What you need to do:
Return every line of the records below verbatim, with no pictures in the copy.

(Dataset items)
--------
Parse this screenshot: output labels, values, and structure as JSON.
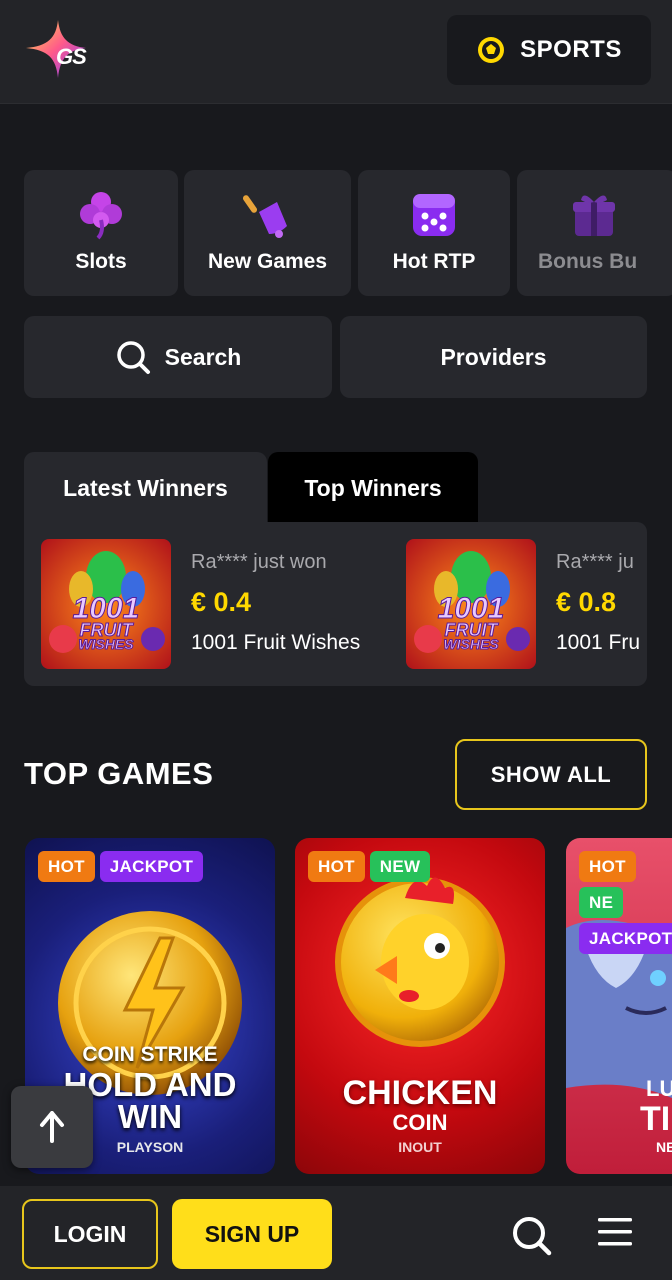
{
  "header": {
    "logo_text": "GS",
    "sports_label": "SPORTS"
  },
  "categories": [
    {
      "label": "Slots",
      "icon": "clover-icon"
    },
    {
      "label": "New Games",
      "icon": "bell-icon"
    },
    {
      "label": "Hot RTP",
      "icon": "dice-icon"
    },
    {
      "label": "Bonus Bu",
      "icon": "gift-icon"
    }
  ],
  "actions": {
    "search_label": "Search",
    "providers_label": "Providers"
  },
  "winners": {
    "tabs": [
      "Latest Winners",
      "Top Winners"
    ],
    "active_tab": "Top Winners",
    "items": [
      {
        "user": "Ra**** just won",
        "amount": "€ 0.4",
        "game": "1001 Fruit Wishes"
      },
      {
        "user": "Ra**** ju",
        "amount": "€ 0.8",
        "game": "1001 Fru"
      }
    ],
    "thumb_text": [
      "1001",
      "FRUIT",
      "WISHES"
    ]
  },
  "top_games": {
    "title": "TOP GAMES",
    "show_all": "SHOW ALL",
    "games": [
      {
        "badges": [
          "HOT",
          "JACKPOT"
        ],
        "title_line1": "COIN STRIKE",
        "title_line2": "HOLD AND",
        "title_line3": "WIN",
        "provider": "PLAYSON"
      },
      {
        "badges": [
          "HOT",
          "NEW"
        ],
        "title_line1": "CHICKEN",
        "title_line2": "COIN",
        "provider": "INOUT"
      },
      {
        "badges": [
          "HOT",
          "NE",
          "JACKPOT"
        ],
        "title_line1": "LU",
        "title_line2": "TI",
        "provider": "NE"
      }
    ]
  },
  "footer": {
    "login_label": "LOGIN",
    "signup_label": "SIGN UP"
  },
  "colors": {
    "accent_yellow": "#ffde1a",
    "amount_yellow": "#ffd800",
    "background": "#18191d",
    "card": "#27282d"
  }
}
--------
Written response:
Parse this screenshot: output labels, values, and structure as JSON.
{
  "header": {
    "logo_text": "GS",
    "sports_label": "SPORTS"
  },
  "categories": [
    {
      "label": "Slots",
      "icon": "clover-icon"
    },
    {
      "label": "New Games",
      "icon": "bell-icon"
    },
    {
      "label": "Hot RTP",
      "icon": "dice-icon"
    },
    {
      "label": "Bonus Bu",
      "icon": "gift-icon"
    }
  ],
  "actions": {
    "search_label": "Search",
    "providers_label": "Providers"
  },
  "winners": {
    "tabs": [
      "Latest Winners",
      "Top Winners"
    ],
    "active_tab": "Top Winners",
    "items": [
      {
        "user": "Ra**** just won",
        "amount": "€ 0.4",
        "game": "1001 Fruit Wishes"
      },
      {
        "user": "Ra**** ju",
        "amount": "€ 0.8",
        "game": "1001 Fru"
      }
    ],
    "thumb_text": [
      "1001",
      "FRUIT",
      "WISHES"
    ]
  },
  "top_games": {
    "title": "TOP GAMES",
    "show_all": "SHOW ALL",
    "games": [
      {
        "badges": [
          "HOT",
          "JACKPOT"
        ],
        "title_line1": "COIN STRIKE",
        "title_line2": "HOLD AND",
        "title_line3": "WIN",
        "provider": "PLAYSON"
      },
      {
        "badges": [
          "HOT",
          "NEW"
        ],
        "title_line1": "CHICKEN",
        "title_line2": "COIN",
        "provider": "INOUT"
      },
      {
        "badges": [
          "HOT",
          "NE",
          "JACKPOT"
        ],
        "title_line1": "LU",
        "title_line2": "TI",
        "provider": "NE"
      }
    ]
  },
  "footer": {
    "login_label": "LOGIN",
    "signup_label": "SIGN UP"
  },
  "colors": {
    "accent_yellow": "#ffde1a",
    "amount_yellow": "#ffd800",
    "background": "#18191d",
    "card": "#27282d"
  }
}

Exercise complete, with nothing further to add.